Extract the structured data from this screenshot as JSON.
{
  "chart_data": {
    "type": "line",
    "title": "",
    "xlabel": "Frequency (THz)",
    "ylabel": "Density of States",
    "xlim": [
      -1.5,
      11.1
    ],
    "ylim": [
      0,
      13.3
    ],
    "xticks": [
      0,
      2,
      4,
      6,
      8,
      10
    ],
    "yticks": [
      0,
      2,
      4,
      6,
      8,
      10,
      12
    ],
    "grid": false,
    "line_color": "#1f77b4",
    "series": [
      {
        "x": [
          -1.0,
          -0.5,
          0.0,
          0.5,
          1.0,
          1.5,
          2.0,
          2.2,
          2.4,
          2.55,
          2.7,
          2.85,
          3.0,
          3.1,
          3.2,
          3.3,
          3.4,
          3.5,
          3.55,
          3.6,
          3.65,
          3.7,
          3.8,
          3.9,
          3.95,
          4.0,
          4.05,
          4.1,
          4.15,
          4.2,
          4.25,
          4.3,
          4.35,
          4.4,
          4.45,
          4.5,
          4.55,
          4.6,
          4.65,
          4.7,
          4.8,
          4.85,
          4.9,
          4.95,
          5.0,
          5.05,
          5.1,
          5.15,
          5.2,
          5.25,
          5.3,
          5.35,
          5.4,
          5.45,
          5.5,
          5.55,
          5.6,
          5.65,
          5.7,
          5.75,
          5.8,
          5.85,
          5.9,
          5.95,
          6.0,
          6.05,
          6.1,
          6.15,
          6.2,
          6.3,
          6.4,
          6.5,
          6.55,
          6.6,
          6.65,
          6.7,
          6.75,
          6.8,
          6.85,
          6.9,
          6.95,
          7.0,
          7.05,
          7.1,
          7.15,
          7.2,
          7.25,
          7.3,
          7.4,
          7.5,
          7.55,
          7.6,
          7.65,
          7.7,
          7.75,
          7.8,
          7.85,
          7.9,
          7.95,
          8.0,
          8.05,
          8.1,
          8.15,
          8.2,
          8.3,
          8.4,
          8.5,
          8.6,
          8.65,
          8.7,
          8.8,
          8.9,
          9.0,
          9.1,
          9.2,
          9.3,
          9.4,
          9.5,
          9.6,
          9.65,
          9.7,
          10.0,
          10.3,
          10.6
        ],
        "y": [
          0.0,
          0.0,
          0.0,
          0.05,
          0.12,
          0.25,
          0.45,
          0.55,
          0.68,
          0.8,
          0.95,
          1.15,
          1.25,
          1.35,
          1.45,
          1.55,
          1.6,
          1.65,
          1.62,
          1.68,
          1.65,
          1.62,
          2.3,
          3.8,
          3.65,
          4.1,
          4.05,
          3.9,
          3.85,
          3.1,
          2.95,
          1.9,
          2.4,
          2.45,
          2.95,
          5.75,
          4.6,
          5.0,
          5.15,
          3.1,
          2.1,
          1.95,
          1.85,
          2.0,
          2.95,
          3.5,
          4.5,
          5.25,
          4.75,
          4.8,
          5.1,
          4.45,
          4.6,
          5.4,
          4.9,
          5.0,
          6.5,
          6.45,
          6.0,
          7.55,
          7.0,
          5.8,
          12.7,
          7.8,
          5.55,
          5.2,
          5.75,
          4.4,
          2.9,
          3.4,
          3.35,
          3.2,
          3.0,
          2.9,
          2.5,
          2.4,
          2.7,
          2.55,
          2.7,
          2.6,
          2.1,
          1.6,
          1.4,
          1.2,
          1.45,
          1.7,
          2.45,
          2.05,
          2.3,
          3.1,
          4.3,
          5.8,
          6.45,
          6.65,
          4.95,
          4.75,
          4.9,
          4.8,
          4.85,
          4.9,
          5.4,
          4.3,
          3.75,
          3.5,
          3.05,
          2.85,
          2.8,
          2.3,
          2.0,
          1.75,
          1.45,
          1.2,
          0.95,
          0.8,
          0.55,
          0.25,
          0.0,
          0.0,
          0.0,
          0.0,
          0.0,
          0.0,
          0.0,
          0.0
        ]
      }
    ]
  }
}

++++++++

What you should do
Give back each line above precisely as it stands.

Problem solution
Extract the structured data from this screenshot as JSON.
{
  "chart_data": {
    "type": "line",
    "title": "",
    "xlabel": "Frequency (THz)",
    "ylabel": "Density of States",
    "xlim": [
      -1.5,
      11.1
    ],
    "ylim": [
      0,
      13.3
    ],
    "xticks": [
      0,
      2,
      4,
      6,
      8,
      10
    ],
    "yticks": [
      0,
      2,
      4,
      6,
      8,
      10,
      12
    ],
    "grid": false,
    "line_color": "#1f77b4",
    "series": [
      {
        "x": [
          -1.0,
          -0.5,
          0.0,
          0.5,
          1.0,
          1.5,
          2.0,
          2.2,
          2.4,
          2.55,
          2.7,
          2.85,
          3.0,
          3.1,
          3.2,
          3.3,
          3.4,
          3.5,
          3.55,
          3.6,
          3.65,
          3.7,
          3.8,
          3.9,
          3.95,
          4.0,
          4.05,
          4.1,
          4.15,
          4.2,
          4.25,
          4.3,
          4.35,
          4.4,
          4.45,
          4.5,
          4.55,
          4.6,
          4.65,
          4.7,
          4.8,
          4.85,
          4.9,
          4.95,
          5.0,
          5.05,
          5.1,
          5.15,
          5.2,
          5.25,
          5.3,
          5.35,
          5.4,
          5.45,
          5.5,
          5.55,
          5.6,
          5.65,
          5.7,
          5.75,
          5.8,
          5.85,
          5.9,
          5.95,
          6.0,
          6.05,
          6.1,
          6.15,
          6.2,
          6.3,
          6.4,
          6.5,
          6.55,
          6.6,
          6.65,
          6.7,
          6.75,
          6.8,
          6.85,
          6.9,
          6.95,
          7.0,
          7.05,
          7.1,
          7.15,
          7.2,
          7.25,
          7.3,
          7.4,
          7.5,
          7.55,
          7.6,
          7.65,
          7.7,
          7.75,
          7.8,
          7.85,
          7.9,
          7.95,
          8.0,
          8.05,
          8.1,
          8.15,
          8.2,
          8.3,
          8.4,
          8.5,
          8.6,
          8.65,
          8.7,
          8.8,
          8.9,
          9.0,
          9.1,
          9.2,
          9.3,
          9.4,
          9.5,
          9.6,
          9.65,
          9.7,
          10.0,
          10.3,
          10.6
        ],
        "y": [
          0.0,
          0.0,
          0.0,
          0.05,
          0.12,
          0.25,
          0.45,
          0.55,
          0.68,
          0.8,
          0.95,
          1.15,
          1.25,
          1.35,
          1.45,
          1.55,
          1.6,
          1.65,
          1.62,
          1.68,
          1.65,
          1.62,
          2.3,
          3.8,
          3.65,
          4.1,
          4.05,
          3.9,
          3.85,
          3.1,
          2.95,
          1.9,
          2.4,
          2.45,
          2.95,
          5.75,
          4.6,
          5.0,
          5.15,
          3.1,
          2.1,
          1.95,
          1.85,
          2.0,
          2.95,
          3.5,
          4.5,
          5.25,
          4.75,
          4.8,
          5.1,
          4.45,
          4.6,
          5.4,
          4.9,
          5.0,
          6.5,
          6.45,
          6.0,
          7.55,
          7.0,
          5.8,
          12.7,
          7.8,
          5.55,
          5.2,
          5.75,
          4.4,
          2.9,
          3.4,
          3.35,
          3.2,
          3.0,
          2.9,
          2.5,
          2.4,
          2.7,
          2.55,
          2.7,
          2.6,
          2.1,
          1.6,
          1.4,
          1.2,
          1.45,
          1.7,
          2.45,
          2.05,
          2.3,
          3.1,
          4.3,
          5.8,
          6.45,
          6.65,
          4.95,
          4.75,
          4.9,
          4.8,
          4.85,
          4.9,
          5.4,
          4.3,
          3.75,
          3.5,
          3.05,
          2.85,
          2.8,
          2.3,
          2.0,
          1.75,
          1.45,
          1.2,
          0.95,
          0.8,
          0.55,
          0.25,
          0.0,
          0.0,
          0.0,
          0.0,
          0.0,
          0.0,
          0.0,
          0.0
        ]
      }
    ]
  }
}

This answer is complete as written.